Keep every line where the word "date" appears; drop the rest.

▸ GIVEN DATA:
◆ ◆ ◆ ◆ ◆

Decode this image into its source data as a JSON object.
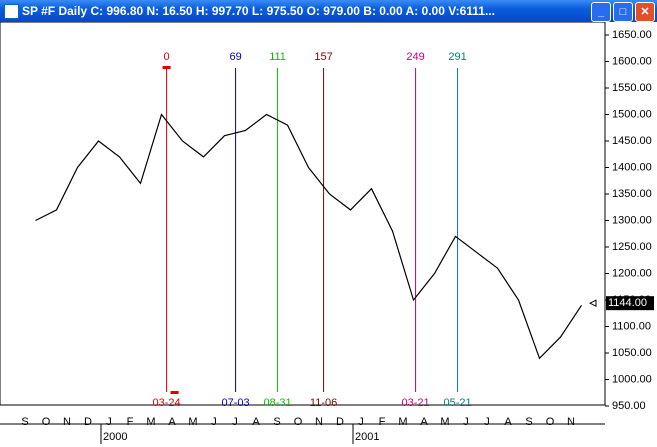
{
  "window": {
    "title": "SP #F Daily C: 996.80 N: 16.50 H: 997.70 L: 975.50 O: 979.00 B: 0.00 A: 0.00 V:6111..."
  },
  "chart_data": {
    "type": "line",
    "categories": [
      "S",
      "O",
      "N",
      "D",
      "J",
      "F",
      "M",
      "A",
      "M",
      "J",
      "J",
      "A",
      "S",
      "O",
      "N",
      "D",
      "J",
      "F",
      "M",
      "A",
      "M",
      "J",
      "J",
      "A",
      "S",
      "O",
      "N"
    ],
    "values": [
      1300,
      1320,
      1400,
      1450,
      1420,
      1370,
      1500,
      1450,
      1420,
      1460,
      1470,
      1500,
      1480,
      1400,
      1350,
      1320,
      1360,
      1280,
      1150,
      1200,
      1270,
      1240,
      1210,
      1150,
      1040,
      1080,
      1140
    ],
    "color": "#000000",
    "ylim": [
      950,
      1650
    ],
    "yticks": [
      {
        "value": 950,
        "label": "950.00"
      },
      {
        "value": 1000,
        "label": "1000.00"
      },
      {
        "value": 1050,
        "label": "1050.00"
      },
      {
        "value": 1100,
        "label": "1100.00"
      },
      {
        "value": 1150,
        "label": "1150.00"
      },
      {
        "value": 1200,
        "label": "1200.00"
      },
      {
        "value": 1250,
        "label": "1250.00"
      },
      {
        "value": 1300,
        "label": "1300.00"
      },
      {
        "value": 1350,
        "label": "1350.00"
      },
      {
        "value": 1400,
        "label": "1400.00"
      },
      {
        "value": 1450,
        "label": "1450.00"
      },
      {
        "value": 1500,
        "label": "1500.00"
      },
      {
        "value": 1550,
        "label": "1550.00"
      },
      {
        "value": 1600,
        "label": "1600.00"
      },
      {
        "value": 1650,
        "label": "1650.00"
      }
    ],
    "years": [
      "2000",
      "2001"
    ],
    "last_price": {
      "value": 1144,
      "label": "1144.00"
    },
    "markers": [
      {
        "bar": 0,
        "date": "03-24",
        "color": "#e00000"
      },
      {
        "bar": 69,
        "date": "07-03",
        "color": "#0000c0"
      },
      {
        "bar": 111,
        "date": "08-31",
        "color": "#00c000"
      },
      {
        "bar": 157,
        "date": "11-06",
        "color": "#800000"
      },
      {
        "bar": 249,
        "date": "03-21",
        "color": "#c0007f"
      },
      {
        "bar": 291,
        "date": "05-21",
        "color": "#008080"
      }
    ]
  }
}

◆ ◆ ◆ ◆ ◆

▸ CORRECT OUTPUT:
        "date": "03-24",
        "date": "07-03",
        "date": "08-31",
        "date": "11-06",
        "date": "03-21",
        "date": "05-21",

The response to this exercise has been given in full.